What to work on >>
Reproduce the listing below without any change.

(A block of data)
####################
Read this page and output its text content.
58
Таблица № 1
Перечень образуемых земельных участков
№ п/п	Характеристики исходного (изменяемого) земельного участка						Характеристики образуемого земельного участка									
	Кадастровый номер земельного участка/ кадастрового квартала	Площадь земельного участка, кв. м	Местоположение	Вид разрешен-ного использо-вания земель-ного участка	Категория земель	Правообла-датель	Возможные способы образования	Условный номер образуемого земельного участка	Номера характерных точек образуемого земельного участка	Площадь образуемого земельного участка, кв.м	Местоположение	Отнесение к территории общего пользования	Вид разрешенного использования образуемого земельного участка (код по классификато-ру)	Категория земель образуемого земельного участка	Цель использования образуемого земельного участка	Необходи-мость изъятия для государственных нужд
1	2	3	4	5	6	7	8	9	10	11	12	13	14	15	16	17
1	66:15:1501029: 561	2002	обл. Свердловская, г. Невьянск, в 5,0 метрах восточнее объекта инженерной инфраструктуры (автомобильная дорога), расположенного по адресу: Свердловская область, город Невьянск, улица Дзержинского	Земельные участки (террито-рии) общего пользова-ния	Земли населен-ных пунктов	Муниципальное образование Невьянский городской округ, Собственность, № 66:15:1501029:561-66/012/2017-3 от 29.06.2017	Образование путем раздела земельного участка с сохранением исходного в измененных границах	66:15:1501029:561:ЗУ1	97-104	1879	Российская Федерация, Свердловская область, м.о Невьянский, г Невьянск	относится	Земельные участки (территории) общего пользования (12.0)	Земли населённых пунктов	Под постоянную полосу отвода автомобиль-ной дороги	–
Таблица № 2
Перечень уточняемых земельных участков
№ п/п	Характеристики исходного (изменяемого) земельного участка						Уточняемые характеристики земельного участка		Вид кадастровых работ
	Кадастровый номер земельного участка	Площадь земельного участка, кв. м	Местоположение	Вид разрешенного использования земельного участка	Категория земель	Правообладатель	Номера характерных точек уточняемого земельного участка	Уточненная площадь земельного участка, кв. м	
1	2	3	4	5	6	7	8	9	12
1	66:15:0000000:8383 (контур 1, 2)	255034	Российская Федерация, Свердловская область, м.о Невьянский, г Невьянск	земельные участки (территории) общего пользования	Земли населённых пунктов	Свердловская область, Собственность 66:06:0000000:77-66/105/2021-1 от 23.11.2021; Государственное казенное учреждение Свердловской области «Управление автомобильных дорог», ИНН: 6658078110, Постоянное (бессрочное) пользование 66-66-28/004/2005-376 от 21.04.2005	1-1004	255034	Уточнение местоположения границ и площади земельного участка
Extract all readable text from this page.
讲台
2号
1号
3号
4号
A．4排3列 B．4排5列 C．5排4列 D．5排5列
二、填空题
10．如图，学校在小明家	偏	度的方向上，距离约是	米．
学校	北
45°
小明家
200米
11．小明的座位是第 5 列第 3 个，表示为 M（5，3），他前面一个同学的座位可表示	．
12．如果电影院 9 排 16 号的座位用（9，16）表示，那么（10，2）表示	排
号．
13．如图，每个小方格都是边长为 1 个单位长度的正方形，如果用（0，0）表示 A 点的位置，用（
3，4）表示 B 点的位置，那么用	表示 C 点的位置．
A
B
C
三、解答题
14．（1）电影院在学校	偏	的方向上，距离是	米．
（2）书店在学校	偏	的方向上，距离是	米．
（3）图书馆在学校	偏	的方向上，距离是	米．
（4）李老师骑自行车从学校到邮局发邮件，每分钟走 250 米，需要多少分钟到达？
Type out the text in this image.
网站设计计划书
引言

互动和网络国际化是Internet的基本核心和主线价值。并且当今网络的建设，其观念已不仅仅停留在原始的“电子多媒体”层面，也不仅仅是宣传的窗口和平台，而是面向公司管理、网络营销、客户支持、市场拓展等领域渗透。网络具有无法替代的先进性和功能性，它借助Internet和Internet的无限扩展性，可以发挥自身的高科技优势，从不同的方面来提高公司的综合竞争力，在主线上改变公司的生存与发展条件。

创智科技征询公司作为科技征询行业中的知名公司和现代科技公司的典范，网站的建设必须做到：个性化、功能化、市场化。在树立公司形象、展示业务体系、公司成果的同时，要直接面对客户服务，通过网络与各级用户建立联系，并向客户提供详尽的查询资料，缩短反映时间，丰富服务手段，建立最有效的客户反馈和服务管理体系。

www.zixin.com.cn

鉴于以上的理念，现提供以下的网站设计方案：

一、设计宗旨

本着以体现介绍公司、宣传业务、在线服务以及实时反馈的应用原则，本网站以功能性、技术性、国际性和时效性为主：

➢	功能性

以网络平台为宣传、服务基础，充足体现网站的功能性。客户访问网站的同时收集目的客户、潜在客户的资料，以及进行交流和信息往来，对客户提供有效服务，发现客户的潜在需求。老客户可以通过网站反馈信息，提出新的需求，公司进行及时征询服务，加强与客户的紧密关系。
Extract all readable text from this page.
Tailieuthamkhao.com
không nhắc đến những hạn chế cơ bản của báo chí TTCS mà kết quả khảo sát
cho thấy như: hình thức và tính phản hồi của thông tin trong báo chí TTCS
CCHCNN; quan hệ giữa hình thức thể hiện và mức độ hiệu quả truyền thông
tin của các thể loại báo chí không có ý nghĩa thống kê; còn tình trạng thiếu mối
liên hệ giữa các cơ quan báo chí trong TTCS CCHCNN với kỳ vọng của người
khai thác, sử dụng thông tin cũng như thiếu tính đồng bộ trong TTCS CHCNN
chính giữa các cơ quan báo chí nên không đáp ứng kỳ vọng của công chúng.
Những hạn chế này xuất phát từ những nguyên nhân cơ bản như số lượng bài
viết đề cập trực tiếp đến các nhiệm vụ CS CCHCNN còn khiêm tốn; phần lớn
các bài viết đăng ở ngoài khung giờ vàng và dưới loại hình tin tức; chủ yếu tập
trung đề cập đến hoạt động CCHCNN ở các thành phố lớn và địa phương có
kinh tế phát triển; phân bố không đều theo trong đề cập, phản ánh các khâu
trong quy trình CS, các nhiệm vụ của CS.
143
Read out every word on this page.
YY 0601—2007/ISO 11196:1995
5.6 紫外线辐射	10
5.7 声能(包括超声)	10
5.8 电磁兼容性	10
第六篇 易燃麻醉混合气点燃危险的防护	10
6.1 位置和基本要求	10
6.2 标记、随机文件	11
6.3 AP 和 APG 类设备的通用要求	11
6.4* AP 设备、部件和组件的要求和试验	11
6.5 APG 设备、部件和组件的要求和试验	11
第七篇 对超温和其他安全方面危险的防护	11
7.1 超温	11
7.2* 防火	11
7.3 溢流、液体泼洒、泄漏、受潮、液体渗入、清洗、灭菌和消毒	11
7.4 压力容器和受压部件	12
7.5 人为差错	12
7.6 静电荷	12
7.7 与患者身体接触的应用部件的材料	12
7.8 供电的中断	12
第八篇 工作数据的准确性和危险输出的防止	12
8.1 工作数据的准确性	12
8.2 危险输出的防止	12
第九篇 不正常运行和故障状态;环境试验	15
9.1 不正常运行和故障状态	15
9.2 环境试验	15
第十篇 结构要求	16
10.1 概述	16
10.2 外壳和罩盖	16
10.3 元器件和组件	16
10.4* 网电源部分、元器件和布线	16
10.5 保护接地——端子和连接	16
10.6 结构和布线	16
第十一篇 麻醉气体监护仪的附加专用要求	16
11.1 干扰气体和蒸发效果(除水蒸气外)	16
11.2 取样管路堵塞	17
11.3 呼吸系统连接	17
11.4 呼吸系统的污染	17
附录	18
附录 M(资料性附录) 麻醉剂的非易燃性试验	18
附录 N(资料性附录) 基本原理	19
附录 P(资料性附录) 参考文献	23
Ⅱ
####################
Reply to the exercise >>
Read this page and output its text content.
58
Таблица № 1
Перечень образуемых земельных участков
№ п/п	Характеристики исходного (изменяемого) земельного участка						Характеристики образуемого земельного участка									
	Кадастровый номер земельного участка/ кадастрового квартала	Площадь земельного участка, кв. м	Местоположение	Вид разрешен-ного использо-вания земель-ного участка	Категория земель	Правообла-датель	Возможные способы образования	Условный номер образуемого земельного участка	Номера характерных точек образуемого земельного участка	Площадь образуемого земельного участка, кв.м	Местоположение	Отнесение к территории общего пользования	Вид разрешенного использования образуемого земельного участка (код по классификато-ру)	Категория земель образуемого земельного участка	Цель использования образуемого земельного участка	Необходи-мость изъятия для государственных нужд
1	2	3	4	5	6	7	8	9	10	11	12	13	14	15	16	17
1	66:15:1501029: 561	2002	обл. Свердловская, г. Невьянск, в 5,0 метрах восточнее объекта инженерной инфраструктуры (автомобильная дорога), расположенного по адресу: Свердловская область, город Невьянск, улица Дзержинского	Земельные участки (террито-рии) общего пользова-ния	Земли населен-ных пунктов	Муниципальное образование Невьянский городской округ, Собственность, № 66:15:1501029:561-66/012/2017-3 от 29.06.2017	Образование путем раздела земельного участка с сохранением исходного в измененных границах	66:15:1501029:561:ЗУ1	97-104	1879	Российская Федерация, Свердловская область, м.о Невьянский, г Невьянск	относится	Земельные участки (территории) общего пользования (12.0)	Земли населённых пунктов	Под постоянную полосу отвода автомобиль-ной дороги	–
Таблица № 2
Перечень уточняемых земельных участков
№ п/п	Характеристики исходного (изменяемого) земельного участка						Уточняемые характеристики земельного участка		Вид кадастровых работ
	Кадастровый номер земельного участка	Площадь земельного участка, кв. м	Местоположение	Вид разрешенного использования земельного участка	Категория земель	Правообладатель	Номера характерных точек уточняемого земельного участка	Уточненная площадь земельного участка, кв. м	
1	2	3	4	5	6	7	8	9	12
1	66:15:0000000:8383 (контур 1, 2)	255034	Российская Федерация, Свердловская область, м.о Невьянский, г Невьянск	земельные участки (территории) общего пользования	Земли населённых пунктов	Свердловская область, Собственность 66:06:0000000:77-66/105/2021-1 от 23.11.2021; Государственное казенное учреждение Свердловской области «Управление автомобильных дорог», ИНН: 6658078110, Постоянное (бессрочное) пользование 66-66-28/004/2005-376 от 21.04.2005	1-1004	255034	Уточнение местоположения границ и площади земельного участка
Extract all readable text from this page.
讲台
2号
1号
3号
4号
A．4排3列 B．4排5列 C．5排4列 D．5排5列
二、填空题
10．如图，学校在小明家	偏	度的方向上，距离约是	米．
学校	北
45°
小明家
200米
11．小明的座位是第 5 列第 3 个，表示为 M（5，3），他前面一个同学的座位可表示	．
12．如果电影院 9 排 16 号的座位用（9，16）表示，那么（10，2）表示	排
号．
13．如图，每个小方格都是边长为 1 个单位长度的正方形，如果用（0，0）表示 A 点的位置，用（
3，4）表示 B 点的位置，那么用	表示 C 点的位置．
A
B
C
三、解答题
14．（1）电影院在学校	偏	的方向上，距离是	米．
（2）书店在学校	偏	的方向上，距离是	米．
（3）图书馆在学校	偏	的方向上，距离是	米．
（4）李老师骑自行车从学校到邮局发邮件，每分钟走 250 米，需要多少分钟到达？
Type out the text in this image.
网站设计计划书
引言

互动和网络国际化是Internet的基本核心和主线价值。并且当今网络的建设，其观念已不仅仅停留在原始的“电子多媒体”层面，也不仅仅是宣传的窗口和平台，而是面向公司管理、网络营销、客户支持、市场拓展等领域渗透。网络具有无法替代的先进性和功能性，它借助Internet和Internet的无限扩展性，可以发挥自身的高科技优势，从不同的方面来提高公司的综合竞争力，在主线上改变公司的生存与发展条件。

创智科技征询公司作为科技征询行业中的知名公司和现代科技公司的典范，网站的建设必须做到：个性化、功能化、市场化。在树立公司形象、展示业务体系、公司成果的同时，要直接面对客户服务，通过网络与各级用户建立联系，并向客户提供详尽的查询资料，缩短反映时间，丰富服务手段，建立最有效的客户反馈和服务管理体系。

www.zixin.com.cn

鉴于以上的理念，现提供以下的网站设计方案：

一、设计宗旨

本着以体现介绍公司、宣传业务、在线服务以及实时反馈的应用原则，本网站以功能性、技术性、国际性和时效性为主：

➢	功能性

以网络平台为宣传、服务基础，充足体现网站的功能性。客户访问网站的同时收集目的客户、潜在客户的资料，以及进行交流和信息往来，对客户提供有效服务，发现客户的潜在需求。老客户可以通过网站反馈信息，提出新的需求，公司进行及时征询服务，加强与客户的紧密关系。
Extract all readable text from this page.
Tailieuthamkhao.com
không nhắc đến những hạn chế cơ bản của báo chí TTCS mà kết quả khảo sát
cho thấy như: hình thức và tính phản hồi của thông tin trong báo chí TTCS
CCHCNN; quan hệ giữa hình thức thể hiện và mức độ hiệu quả truyền thông
tin của các thể loại báo chí không có ý nghĩa thống kê; còn tình trạng thiếu mối
liên hệ giữa các cơ quan báo chí trong TTCS CCHCNN với kỳ vọng của người
khai thác, sử dụng thông tin cũng như thiếu tính đồng bộ trong TTCS CHCNN
chính giữa các cơ quan báo chí nên không đáp ứng kỳ vọng của công chúng.
Những hạn chế này xuất phát từ những nguyên nhân cơ bản như số lượng bài
viết đề cập trực tiếp đến các nhiệm vụ CS CCHCNN còn khiêm tốn; phần lớn
các bài viết đăng ở ngoài khung giờ vàng và dưới loại hình tin tức; chủ yếu tập
trung đề cập đến hoạt động CCHCNN ở các thành phố lớn và địa phương có
kinh tế phát triển; phân bố không đều theo trong đề cập, phản ánh các khâu
trong quy trình CS, các nhiệm vụ của CS.
143
Read out every word on this page.
YY 0601—2007/ISO 11196:1995
5.6 紫外线辐射	10
5.7 声能(包括超声)	10
5.8 电磁兼容性	10
第六篇 易燃麻醉混合气点燃危险的防护	10
6.1 位置和基本要求	10
6.2 标记、随机文件	11
6.3 AP 和 APG 类设备的通用要求	11
6.4* AP 设备、部件和组件的要求和试验	11
6.5 APG 设备、部件和组件的要求和试验	11
第七篇 对超温和其他安全方面危险的防护	11
7.1 超温	11
7.2* 防火	11
7.3 溢流、液体泼洒、泄漏、受潮、液体渗入、清洗、灭菌和消毒	11
7.4 压力容器和受压部件	12
7.5 人为差错	12
7.6 静电荷	12
7.7 与患者身体接触的应用部件的材料	12
7.8 供电的中断	12
第八篇 工作数据的准确性和危险输出的防止	12
8.1 工作数据的准确性	12
8.2 危险输出的防止	12
第九篇 不正常运行和故障状态;环境试验	15
9.1 不正常运行和故障状态	15
9.2 环境试验	15
第十篇 结构要求	16
10.1 概述	16
10.2 外壳和罩盖	16
10.3 元器件和组件	16
10.4* 网电源部分、元器件和布线	16
10.5 保护接地——端子和连接	16
10.6 结构和布线	16
第十一篇 麻醉气体监护仪的附加专用要求	16
11.1 干扰气体和蒸发效果(除水蒸气外)	16
11.2 取样管路堵塞	17
11.3 呼吸系统连接	17
11.4 呼吸系统的污染	17
附录	18
附录 M(资料性附录) 麻醉剂的非易燃性试验	18
附录 N(资料性附录) 基本原理	19
附录 P(资料性附录) 参考文献	23
Ⅱ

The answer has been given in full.